SET TASK: In the copy, include every entry exactly but none of the images.

[Records excerpted from a collection]
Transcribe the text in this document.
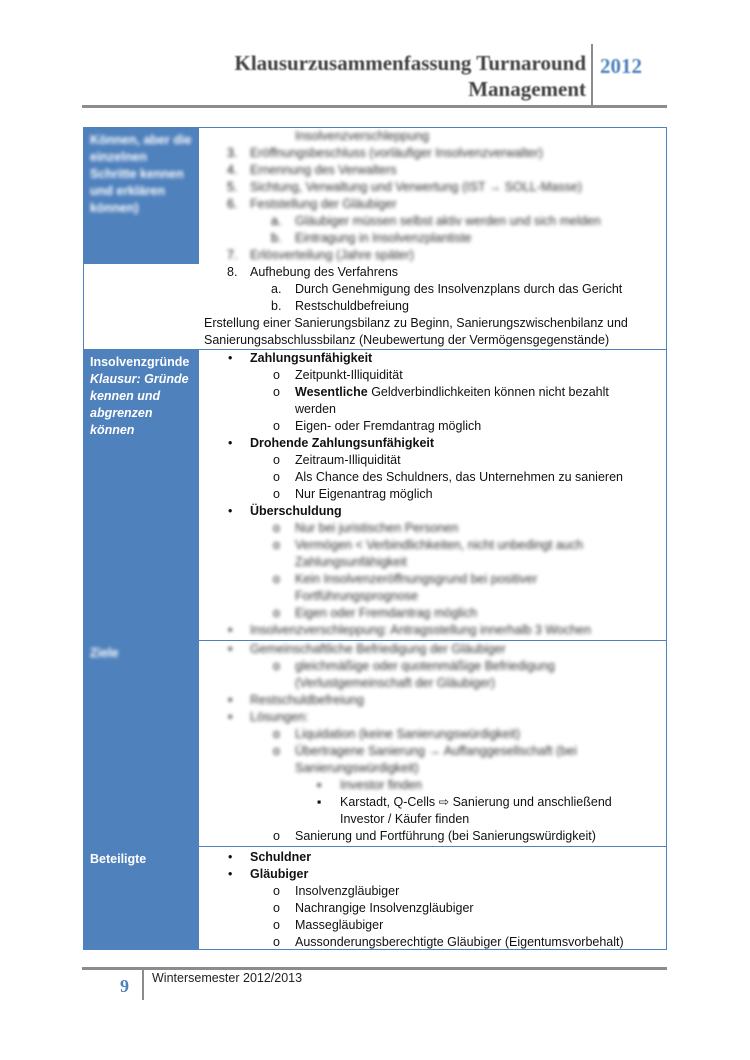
Klausurzusammenfassung Turnaround
Management
2012
Können, aber die einzelnen Schritte kennen und erklären können)
Insolvenzverschleppung
3. Eröffnungsbeschluss (vorläufiger Insolvenzverwalter)
4. Ernennung des Verwalters
5. Sichtung, Verwaltung und Verwertung (IST → SOLL-Masse)
6. Feststellung der Gläubiger
a. Gläubiger müssen selbst aktiv werden und sich melden
b. Eintragung in Insolvenzplantiste
7. Erlösverteilung (Jahre später)
8. Aufhebung des Verfahrens
a. Durch Genehmigung des Insolvenzplans durch das Gericht
b. Restschuldbefreiung
Erstellung einer Sanierungsbilanz zu Beginn, Sanierungszwischenbilanz und
Sanierungsabschlussbilanz (Neubewertung der Vermögensgegenstände)
Insolvenzgründe
Klausur: Gründe kennen und abgrenzen können
• Zahlungsunfähigkeit
o Zeitpunkt-Illiquidität
o Wesentliche Geldverbindlichkeiten können nicht bezahlt
werden
o Eigen- oder Fremdantrag möglich
• Drohende Zahlungsunfähigkeit
o Zeitraum-Illiquidität
o Als Chance des Schuldners, das Unternehmen zu sanieren
o Nur Eigenantrag möglich
• Überschuldung
o Nur bei juristischen Personen
o Vermögen < Verbindlichkeiten, nicht unbedingt auch
Zahlungsunfähigkeit
o Kein Insolvenzeröffnungsgrund bei positiver
Fortführungsprognose
o Eigen oder Fremdantrag möglich
• Insolvenzverschleppung: Antragsstellung innerhalb 3 Wochen
Ziele	• Gemeinschaftliche Befriedigung der Gläubiger
o gleichmäßige oder quotenmäßige Befriedigung
(Verlustgemeinschaft der Gläubiger)
• Restschuldbefreiung
• Lösungen:
o Liquidation (keine Sanierungswürdigkeit)
o Übertragene Sanierung → Auffanggesellschaft (bei
Sanierungswürdigkeit)
▪ Investor finden
▪ Karstadt, Q-Cells ⇨ Sanierung und anschließend
Investor / Käufer finden
o Sanierung und Fortführung (bei Sanierungswürdigkeit)
Beteiligte	• Schuldner
• Gläubiger
o Insolvenzgläubiger
o Nachrangige Insolvenzgläubiger
o Massegläubiger
o Aussonderungsberechtigte Gläubiger (Eigentumsvorbehalt)
9 Wintersemester 2012/2013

TASK OUTPUT:
Transcribe the text in this document.
Klausurzusammenfassung Turnaround
Management
2012
Können, aber die einzelnen Schritte kennen und erklären können)
Insolvenzverschleppung
3. Eröffnungsbeschluss (vorläufiger Insolvenzverwalter)
4. Ernennung des Verwalters
5. Sichtung, Verwaltung und Verwertung (IST → SOLL-Masse)
6. Feststellung der Gläubiger
a. Gläubiger müssen selbst aktiv werden und sich melden
b. Eintragung in Insolvenzplantiste
7. Erlösverteilung (Jahre später)
8. Aufhebung des Verfahrens
a. Durch Genehmigung des Insolvenzplans durch das Gericht
b. Restschuldbefreiung
Erstellung einer Sanierungsbilanz zu Beginn, Sanierungszwischenbilanz und
Sanierungsabschlussbilanz (Neubewertung der Vermögensgegenstände)
Insolvenzgründe
Klausur: Gründe kennen und abgrenzen können
• Zahlungsunfähigkeit
o Zeitpunkt-Illiquidität
o Wesentliche Geldverbindlichkeiten können nicht bezahlt
werden
o Eigen- oder Fremdantrag möglich
• Drohende Zahlungsunfähigkeit
o Zeitraum-Illiquidität
o Als Chance des Schuldners, das Unternehmen zu sanieren
o Nur Eigenantrag möglich
• Überschuldung
o Nur bei juristischen Personen
o Vermögen < Verbindlichkeiten, nicht unbedingt auch
Zahlungsunfähigkeit
o Kein Insolvenzeröffnungsgrund bei positiver
Fortführungsprognose
o Eigen oder Fremdantrag möglich
• Insolvenzverschleppung: Antragsstellung innerhalb 3 Wochen
Ziele	• Gemeinschaftliche Befriedigung der Gläubiger
o gleichmäßige oder quotenmäßige Befriedigung
(Verlustgemeinschaft der Gläubiger)
• Restschuldbefreiung
• Lösungen:
o Liquidation (keine Sanierungswürdigkeit)
o Übertragene Sanierung → Auffanggesellschaft (bei
Sanierungswürdigkeit)
▪ Investor finden
▪ Karstadt, Q-Cells ⇨ Sanierung und anschließend
Investor / Käufer finden
o Sanierung und Fortführung (bei Sanierungswürdigkeit)
Beteiligte	• Schuldner
• Gläubiger
o Insolvenzgläubiger
o Nachrangige Insolvenzgläubiger
o Massegläubiger
o Aussonderungsberechtigte Gläubiger (Eigentumsvorbehalt)
9 Wintersemester 2012/2013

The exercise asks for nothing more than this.